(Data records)
☆ ☆ ☆ ☆ ☆ ☆ ☆

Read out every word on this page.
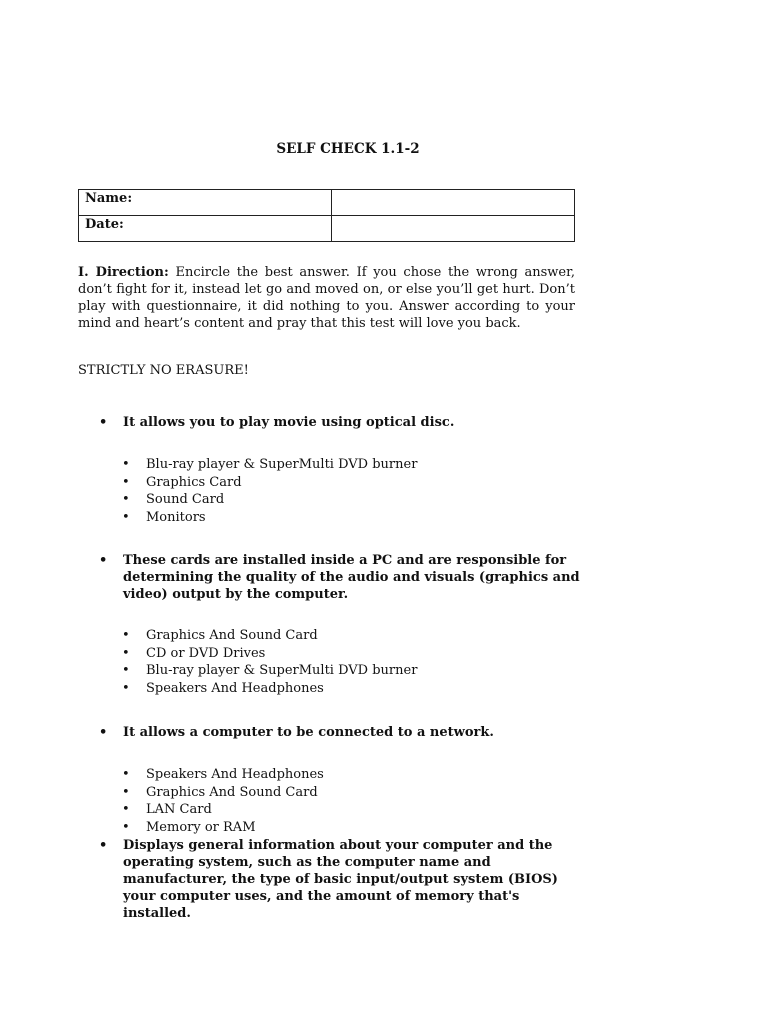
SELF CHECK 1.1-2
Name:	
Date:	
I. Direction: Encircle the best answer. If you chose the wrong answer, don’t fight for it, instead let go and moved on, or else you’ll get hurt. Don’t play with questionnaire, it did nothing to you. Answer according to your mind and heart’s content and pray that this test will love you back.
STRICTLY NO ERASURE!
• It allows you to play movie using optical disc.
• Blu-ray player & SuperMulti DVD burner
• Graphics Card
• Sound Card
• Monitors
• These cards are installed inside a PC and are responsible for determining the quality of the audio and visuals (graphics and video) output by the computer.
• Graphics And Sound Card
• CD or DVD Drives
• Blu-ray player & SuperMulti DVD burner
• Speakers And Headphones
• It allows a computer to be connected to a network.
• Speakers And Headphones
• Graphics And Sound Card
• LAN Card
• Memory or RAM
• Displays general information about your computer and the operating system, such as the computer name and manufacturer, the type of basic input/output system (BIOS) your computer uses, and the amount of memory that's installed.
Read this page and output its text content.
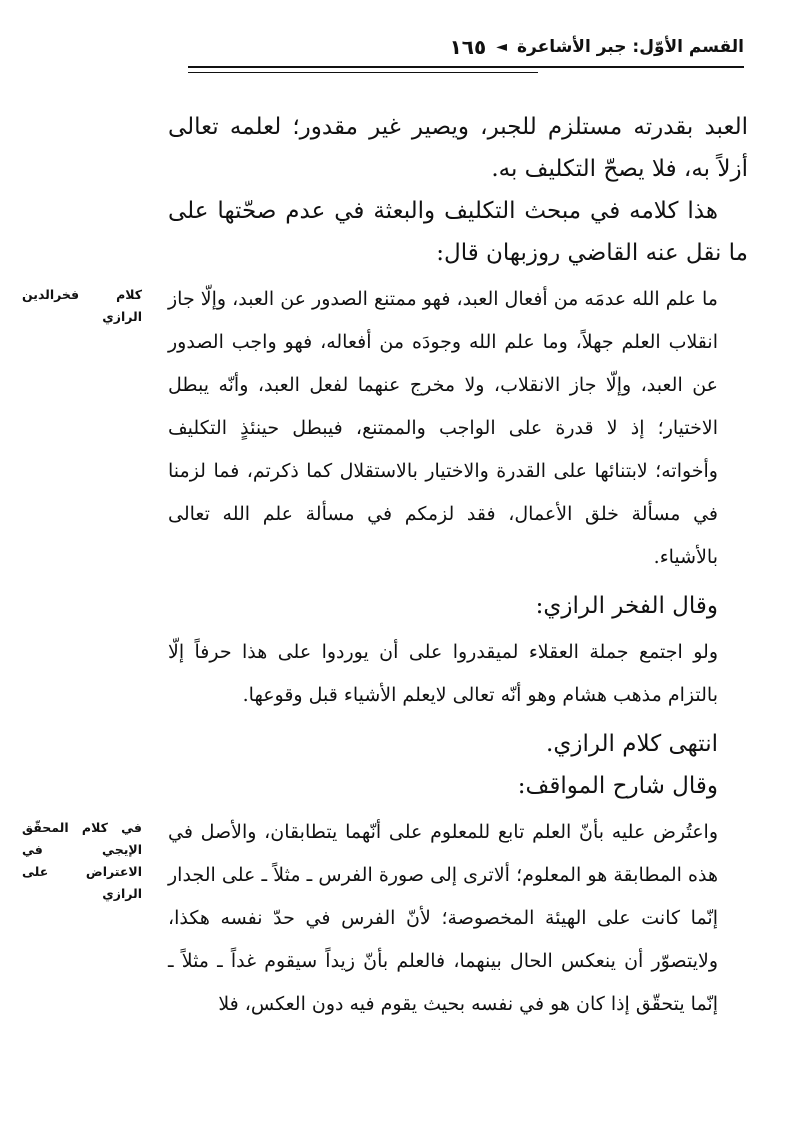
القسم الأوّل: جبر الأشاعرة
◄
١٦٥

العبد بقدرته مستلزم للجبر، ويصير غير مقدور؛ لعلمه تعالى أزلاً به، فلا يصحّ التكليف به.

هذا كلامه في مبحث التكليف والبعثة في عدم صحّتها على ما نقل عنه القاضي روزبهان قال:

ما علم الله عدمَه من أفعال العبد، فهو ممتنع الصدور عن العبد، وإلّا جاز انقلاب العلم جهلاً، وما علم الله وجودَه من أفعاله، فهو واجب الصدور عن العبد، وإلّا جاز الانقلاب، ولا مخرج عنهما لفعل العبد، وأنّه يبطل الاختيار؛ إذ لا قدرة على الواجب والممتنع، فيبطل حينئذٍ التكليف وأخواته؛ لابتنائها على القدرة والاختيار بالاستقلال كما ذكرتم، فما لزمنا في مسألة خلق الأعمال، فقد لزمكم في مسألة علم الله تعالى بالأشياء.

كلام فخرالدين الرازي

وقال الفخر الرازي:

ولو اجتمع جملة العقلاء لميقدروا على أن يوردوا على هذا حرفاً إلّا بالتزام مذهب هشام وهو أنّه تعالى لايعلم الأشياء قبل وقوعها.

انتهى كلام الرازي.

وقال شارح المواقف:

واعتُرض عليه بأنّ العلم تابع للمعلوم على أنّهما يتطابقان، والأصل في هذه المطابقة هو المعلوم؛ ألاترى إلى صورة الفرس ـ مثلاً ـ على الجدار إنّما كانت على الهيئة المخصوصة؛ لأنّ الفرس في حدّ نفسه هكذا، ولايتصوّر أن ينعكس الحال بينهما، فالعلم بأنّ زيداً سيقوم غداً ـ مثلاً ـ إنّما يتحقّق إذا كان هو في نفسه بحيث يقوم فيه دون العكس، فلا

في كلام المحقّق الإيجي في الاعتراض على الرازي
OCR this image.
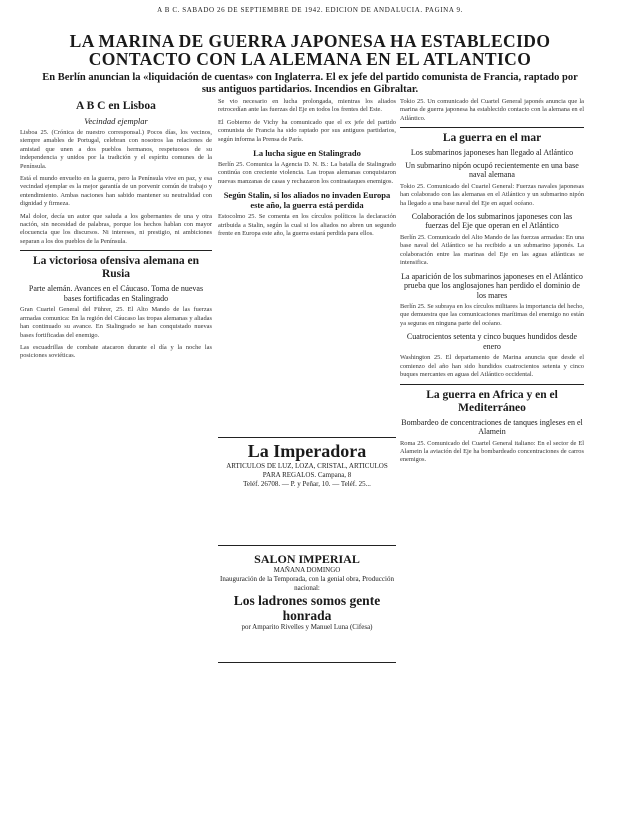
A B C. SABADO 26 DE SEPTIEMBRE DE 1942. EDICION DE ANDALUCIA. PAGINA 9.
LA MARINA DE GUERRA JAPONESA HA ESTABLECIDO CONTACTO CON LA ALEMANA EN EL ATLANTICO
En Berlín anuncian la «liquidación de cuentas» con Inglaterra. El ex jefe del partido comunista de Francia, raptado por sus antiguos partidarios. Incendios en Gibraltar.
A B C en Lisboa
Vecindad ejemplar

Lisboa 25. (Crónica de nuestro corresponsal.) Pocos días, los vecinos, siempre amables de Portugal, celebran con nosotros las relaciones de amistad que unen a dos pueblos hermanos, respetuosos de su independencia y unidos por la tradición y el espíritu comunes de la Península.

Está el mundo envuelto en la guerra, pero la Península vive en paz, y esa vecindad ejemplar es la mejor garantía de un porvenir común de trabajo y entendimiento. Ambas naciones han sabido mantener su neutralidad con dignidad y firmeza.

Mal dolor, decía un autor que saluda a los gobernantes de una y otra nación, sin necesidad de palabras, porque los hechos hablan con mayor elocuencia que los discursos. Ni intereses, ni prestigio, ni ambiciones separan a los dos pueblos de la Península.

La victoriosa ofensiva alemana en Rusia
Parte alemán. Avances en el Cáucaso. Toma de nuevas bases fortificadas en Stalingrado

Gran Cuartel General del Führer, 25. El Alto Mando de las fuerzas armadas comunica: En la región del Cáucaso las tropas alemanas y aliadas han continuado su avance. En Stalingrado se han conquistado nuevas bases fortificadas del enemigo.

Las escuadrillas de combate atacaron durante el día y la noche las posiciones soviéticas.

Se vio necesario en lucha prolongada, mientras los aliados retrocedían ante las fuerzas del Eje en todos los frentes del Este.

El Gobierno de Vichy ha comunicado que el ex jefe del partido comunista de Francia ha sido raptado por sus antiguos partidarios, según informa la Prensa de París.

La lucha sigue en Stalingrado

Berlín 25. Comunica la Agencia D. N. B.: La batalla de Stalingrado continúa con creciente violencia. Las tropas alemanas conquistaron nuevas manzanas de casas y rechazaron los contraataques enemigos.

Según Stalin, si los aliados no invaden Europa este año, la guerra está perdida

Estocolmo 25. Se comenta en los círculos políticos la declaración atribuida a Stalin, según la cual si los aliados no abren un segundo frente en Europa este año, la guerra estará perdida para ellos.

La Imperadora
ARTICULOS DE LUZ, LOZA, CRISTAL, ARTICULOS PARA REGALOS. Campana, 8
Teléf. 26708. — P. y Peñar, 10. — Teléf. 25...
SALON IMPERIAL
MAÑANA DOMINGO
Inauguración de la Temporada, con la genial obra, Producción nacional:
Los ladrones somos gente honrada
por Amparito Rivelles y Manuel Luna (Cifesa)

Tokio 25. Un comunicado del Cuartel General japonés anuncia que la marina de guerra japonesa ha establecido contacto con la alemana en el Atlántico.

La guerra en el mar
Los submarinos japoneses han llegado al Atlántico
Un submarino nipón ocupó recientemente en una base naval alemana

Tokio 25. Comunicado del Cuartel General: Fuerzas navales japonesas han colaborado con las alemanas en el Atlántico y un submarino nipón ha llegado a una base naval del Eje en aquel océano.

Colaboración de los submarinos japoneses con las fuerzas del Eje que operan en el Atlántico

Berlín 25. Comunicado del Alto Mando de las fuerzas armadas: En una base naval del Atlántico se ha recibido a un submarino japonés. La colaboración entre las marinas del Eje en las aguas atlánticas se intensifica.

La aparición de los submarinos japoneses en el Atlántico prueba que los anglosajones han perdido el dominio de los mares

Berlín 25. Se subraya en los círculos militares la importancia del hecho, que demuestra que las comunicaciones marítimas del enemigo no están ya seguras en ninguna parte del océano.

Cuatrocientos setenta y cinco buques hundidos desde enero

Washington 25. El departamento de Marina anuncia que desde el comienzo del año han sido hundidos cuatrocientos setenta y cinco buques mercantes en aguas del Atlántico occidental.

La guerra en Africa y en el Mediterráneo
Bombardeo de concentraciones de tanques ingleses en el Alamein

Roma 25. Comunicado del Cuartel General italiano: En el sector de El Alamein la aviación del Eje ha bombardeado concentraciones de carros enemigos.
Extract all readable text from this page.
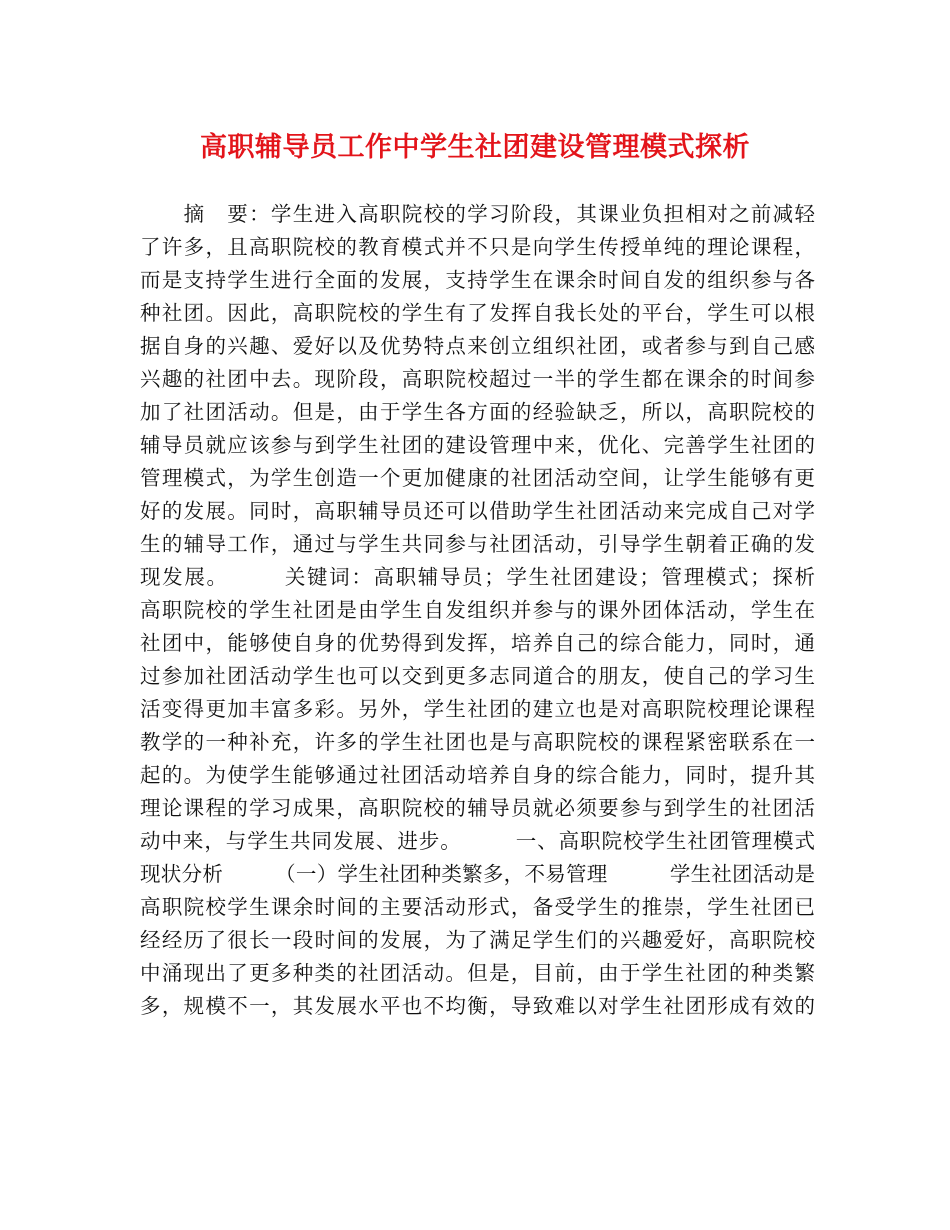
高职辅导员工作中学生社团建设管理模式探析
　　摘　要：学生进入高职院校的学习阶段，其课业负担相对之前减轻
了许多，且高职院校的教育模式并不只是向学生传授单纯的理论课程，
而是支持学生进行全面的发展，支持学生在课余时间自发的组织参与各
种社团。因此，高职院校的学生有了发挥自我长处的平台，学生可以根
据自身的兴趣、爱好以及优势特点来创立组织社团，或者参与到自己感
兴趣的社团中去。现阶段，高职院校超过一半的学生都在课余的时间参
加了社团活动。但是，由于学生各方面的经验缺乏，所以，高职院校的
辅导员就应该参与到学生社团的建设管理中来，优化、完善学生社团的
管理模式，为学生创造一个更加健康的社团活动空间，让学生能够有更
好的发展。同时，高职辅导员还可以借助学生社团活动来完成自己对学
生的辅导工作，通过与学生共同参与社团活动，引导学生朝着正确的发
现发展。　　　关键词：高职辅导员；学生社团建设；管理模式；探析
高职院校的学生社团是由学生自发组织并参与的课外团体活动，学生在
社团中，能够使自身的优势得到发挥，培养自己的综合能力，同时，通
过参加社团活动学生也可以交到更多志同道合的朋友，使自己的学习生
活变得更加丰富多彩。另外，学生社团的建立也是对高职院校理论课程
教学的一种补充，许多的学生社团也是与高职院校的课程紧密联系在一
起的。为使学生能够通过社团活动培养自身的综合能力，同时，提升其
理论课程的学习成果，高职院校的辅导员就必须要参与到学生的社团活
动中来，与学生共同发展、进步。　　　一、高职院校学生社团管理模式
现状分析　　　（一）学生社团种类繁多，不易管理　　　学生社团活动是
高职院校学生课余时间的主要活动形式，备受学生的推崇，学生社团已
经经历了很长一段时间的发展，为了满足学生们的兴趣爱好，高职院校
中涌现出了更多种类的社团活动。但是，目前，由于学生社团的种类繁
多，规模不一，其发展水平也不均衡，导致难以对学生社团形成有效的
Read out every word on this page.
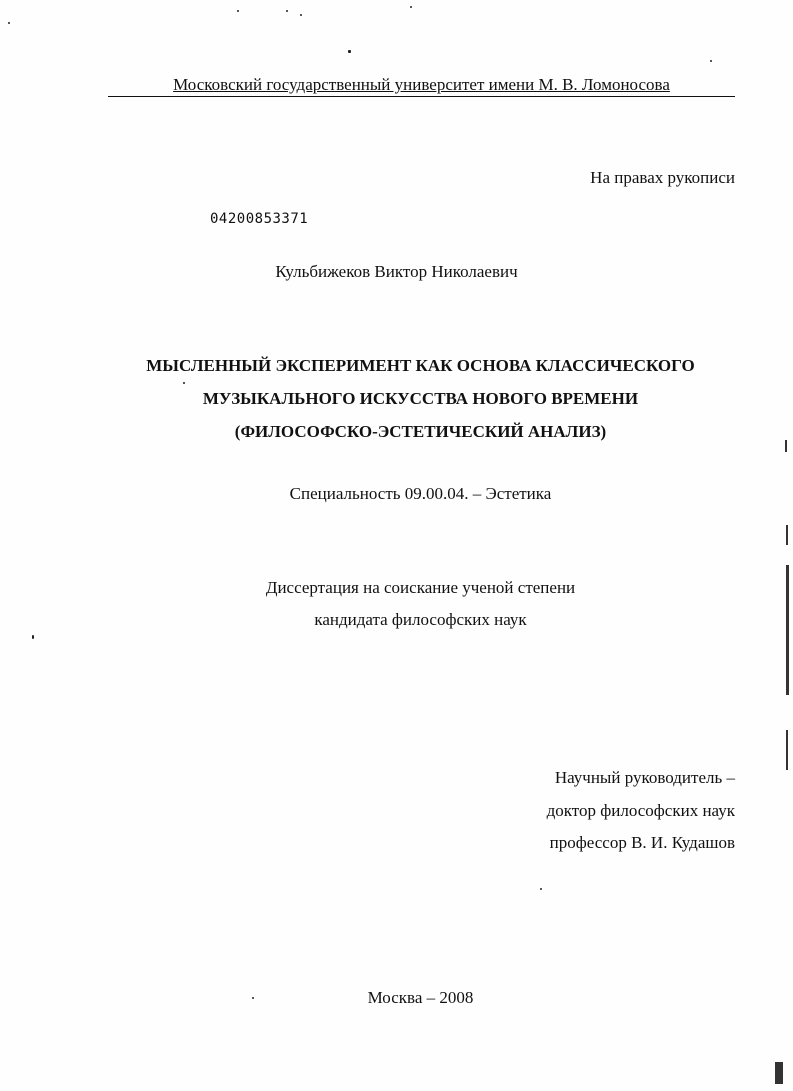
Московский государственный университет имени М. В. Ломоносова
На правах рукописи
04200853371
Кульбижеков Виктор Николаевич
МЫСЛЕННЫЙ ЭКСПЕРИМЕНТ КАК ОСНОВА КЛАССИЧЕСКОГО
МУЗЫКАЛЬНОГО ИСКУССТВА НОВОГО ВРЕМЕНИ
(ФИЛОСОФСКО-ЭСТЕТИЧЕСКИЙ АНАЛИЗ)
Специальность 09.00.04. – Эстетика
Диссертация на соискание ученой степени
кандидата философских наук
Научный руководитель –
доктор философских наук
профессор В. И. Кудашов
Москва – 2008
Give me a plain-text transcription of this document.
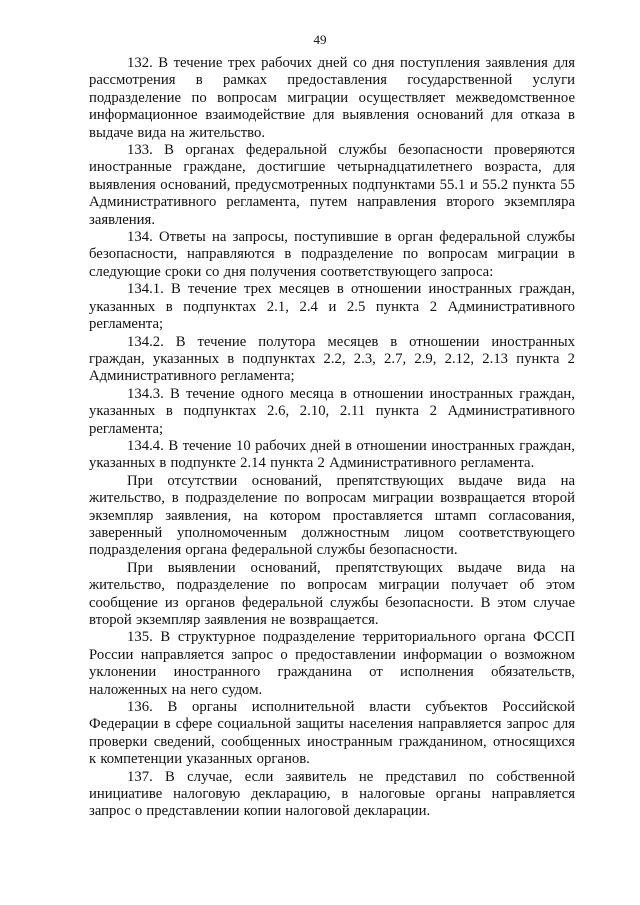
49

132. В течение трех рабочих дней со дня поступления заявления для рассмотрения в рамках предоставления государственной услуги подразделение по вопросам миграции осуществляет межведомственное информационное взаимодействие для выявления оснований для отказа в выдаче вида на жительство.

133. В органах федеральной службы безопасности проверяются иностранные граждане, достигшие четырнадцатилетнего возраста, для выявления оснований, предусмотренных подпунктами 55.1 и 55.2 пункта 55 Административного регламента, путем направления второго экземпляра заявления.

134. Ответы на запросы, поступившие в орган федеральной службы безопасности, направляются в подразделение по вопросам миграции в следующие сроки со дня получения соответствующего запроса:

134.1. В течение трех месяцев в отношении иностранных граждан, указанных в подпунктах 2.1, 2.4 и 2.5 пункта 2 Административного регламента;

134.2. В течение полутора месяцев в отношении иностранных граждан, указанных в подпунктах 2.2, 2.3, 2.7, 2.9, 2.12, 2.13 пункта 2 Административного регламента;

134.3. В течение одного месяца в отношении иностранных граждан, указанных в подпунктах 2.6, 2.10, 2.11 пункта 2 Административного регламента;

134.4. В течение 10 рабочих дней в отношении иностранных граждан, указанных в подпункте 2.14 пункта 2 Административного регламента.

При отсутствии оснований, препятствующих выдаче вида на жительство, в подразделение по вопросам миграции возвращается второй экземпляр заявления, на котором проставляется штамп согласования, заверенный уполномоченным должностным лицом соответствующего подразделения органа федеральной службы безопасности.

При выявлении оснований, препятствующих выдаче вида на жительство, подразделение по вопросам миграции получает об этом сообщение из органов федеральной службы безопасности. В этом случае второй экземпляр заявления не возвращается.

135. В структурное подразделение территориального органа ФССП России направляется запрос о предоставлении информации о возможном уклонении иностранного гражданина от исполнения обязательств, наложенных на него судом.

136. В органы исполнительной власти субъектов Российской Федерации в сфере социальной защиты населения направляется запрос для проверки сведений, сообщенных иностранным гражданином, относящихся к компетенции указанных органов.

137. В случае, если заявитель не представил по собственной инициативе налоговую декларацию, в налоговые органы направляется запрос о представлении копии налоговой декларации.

☆ ☆ ☆ ☆ ☆ ☆ ☆

● REQUIRED WORK
Check all the records above and select each line where the string "وقال" is found.

● EXERCISE ANSWER
وقال الفخر الرازي:
وقال شارح المواقف:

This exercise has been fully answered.